Directive: Write every entry out again exactly, please, and skip the pictures.

^^^^^^^^

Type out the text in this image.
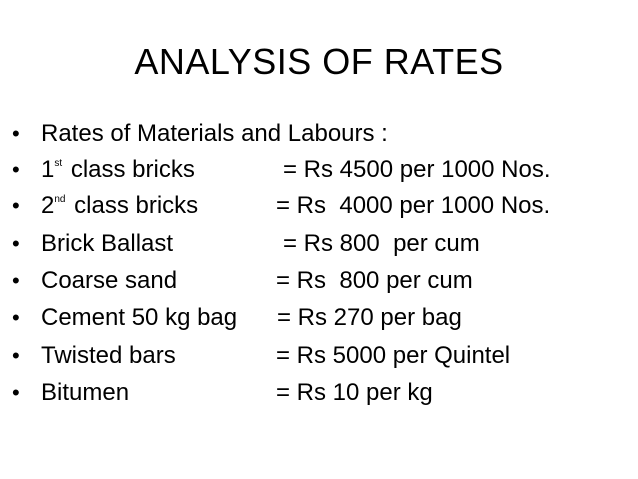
ANALYSIS OF RATES
• Rates of Materials and Labours :
• 1st class bricks	= Rs 4500 per 1000 Nos.
• 2nd class bricks	= Rs  4000 per 1000 Nos.
• Brick Ballast	= Rs 800  per cum
• Coarse sand	= Rs  800 per cum
• Cement 50 kg bag = Rs 270 per bag
• Twisted bars	= Rs 5000 per Quintel
• Bitumen	= Rs 10 per kg
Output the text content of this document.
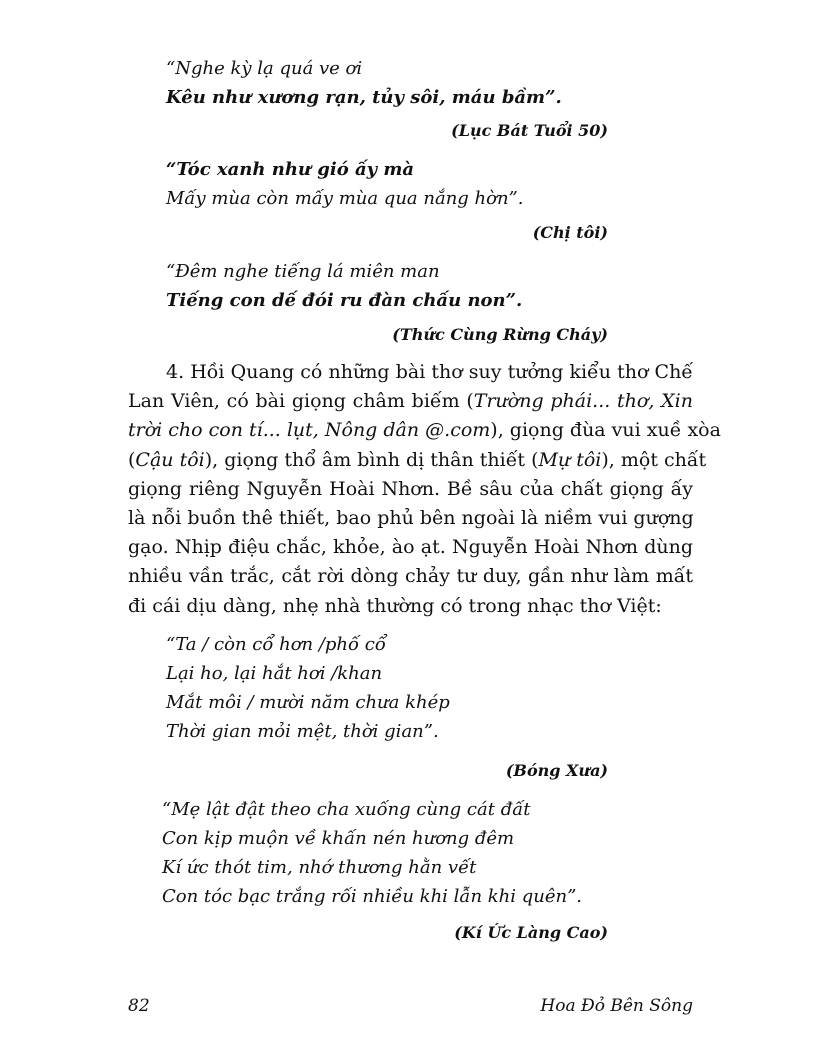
“Nghe kỳ lạ quá ve ơi
Kêu như xương rạn, tủy sôi, máu bầm”.
(Lục Bát Tuổi 50)
“Tóc xanh như gió ấy mà
Mấy mùa còn mấy mùa qua nắng hờn”.
(Chị tôi)
“Đêm nghe tiếng lá miên man
Tiếng con dế đói ru đàn chấu non”.
(Thức Cùng Rừng Cháy)
4. Hồi Quang có những bài thơ suy tưởng kiểu thơ Chế
Lan Viên, có bài giọng châm biếm (Trường phái... thơ, Xin
trời cho con tí... lụt, Nông dân @.com), giọng đùa vui xuề xòa
(Cậu tôi), giọng thổ âm bình dị thân thiết (Mự tôi), một chất
giọng riêng Nguyễn Hoài Nhơn. Bề sâu của chất giọng ấy
là nỗi buồn thê thiết, bao phủ bên ngoài là niềm vui gượng
gạo. Nhịp điệu chắc, khỏe, ào ạt. Nguyễn Hoài Nhơn dùng
nhiều vần trắc, cắt rời dòng chảy tư duy, gần như làm mất
đi cái dịu dàng, nhẹ nhà thường có trong nhạc thơ Việt:
“Ta / còn cổ hơn /phố cổ
Lại ho, lại hắt hơi /khan
Mắt môi / mười năm chưa khép
Thời gian mỏi mệt, thời gian”.
(Bóng Xưa)
“Mẹ lật đật theo cha xuống cùng cát đất
Con kịp muộn về khấn nén hương đêm
Kí ức thót tim, nhớ thương hằn vết
Con tóc bạc trắng rối nhiều khi lẫn khi quên”.
(Kí Ức Làng Cao)
82	Hoa Đỏ Bên Sông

^^^^^^^^

Result of this task:
Type out the text in this image.
ANALYSIS OF RATES
• Rates of Materials and Labours :
• 1st class bricks	= Rs 4500 per 1000 Nos.
• 2nd class bricks	= Rs  4000 per 1000 Nos.
• Brick Ballast	= Rs 800  per cum
• Coarse sand	= Rs  800 per cum
• Cement 50 kg bag = Rs 270 per bag
• Twisted bars	= Rs 5000 per Quintel
• Bitumen	= Rs 10 per kg
Output the text content of this document.
“Nghe kỳ lạ quá ve ơi
Kêu như xương rạn, tủy sôi, máu bầm”.
(Lục Bát Tuổi 50)
“Tóc xanh như gió ấy mà
Mấy mùa còn mấy mùa qua nắng hờn”.
(Chị tôi)
“Đêm nghe tiếng lá miên man
Tiếng con dế đói ru đàn chấu non”.
(Thức Cùng Rừng Cháy)
4. Hồi Quang có những bài thơ suy tưởng kiểu thơ Chế
Lan Viên, có bài giọng châm biếm (Trường phái... thơ, Xin
trời cho con tí... lụt, Nông dân @.com), giọng đùa vui xuề xòa
(Cậu tôi), giọng thổ âm bình dị thân thiết (Mự tôi), một chất
giọng riêng Nguyễn Hoài Nhơn. Bề sâu của chất giọng ấy
là nỗi buồn thê thiết, bao phủ bên ngoài là niềm vui gượng
gạo. Nhịp điệu chắc, khỏe, ào ạt. Nguyễn Hoài Nhơn dùng
nhiều vần trắc, cắt rời dòng chảy tư duy, gần như làm mất
đi cái dịu dàng, nhẹ nhà thường có trong nhạc thơ Việt:
“Ta / còn cổ hơn /phố cổ
Lại ho, lại hắt hơi /khan
Mắt môi / mười năm chưa khép
Thời gian mỏi mệt, thời gian”.
(Bóng Xưa)
“Mẹ lật đật theo cha xuống cùng cát đất
Con kịp muộn về khấn nén hương đêm
Kí ức thót tim, nhớ thương hằn vết
Con tóc bạc trắng rối nhiều khi lẫn khi quên”.
(Kí Ức Làng Cao)
82	Hoa Đỏ Bên Sông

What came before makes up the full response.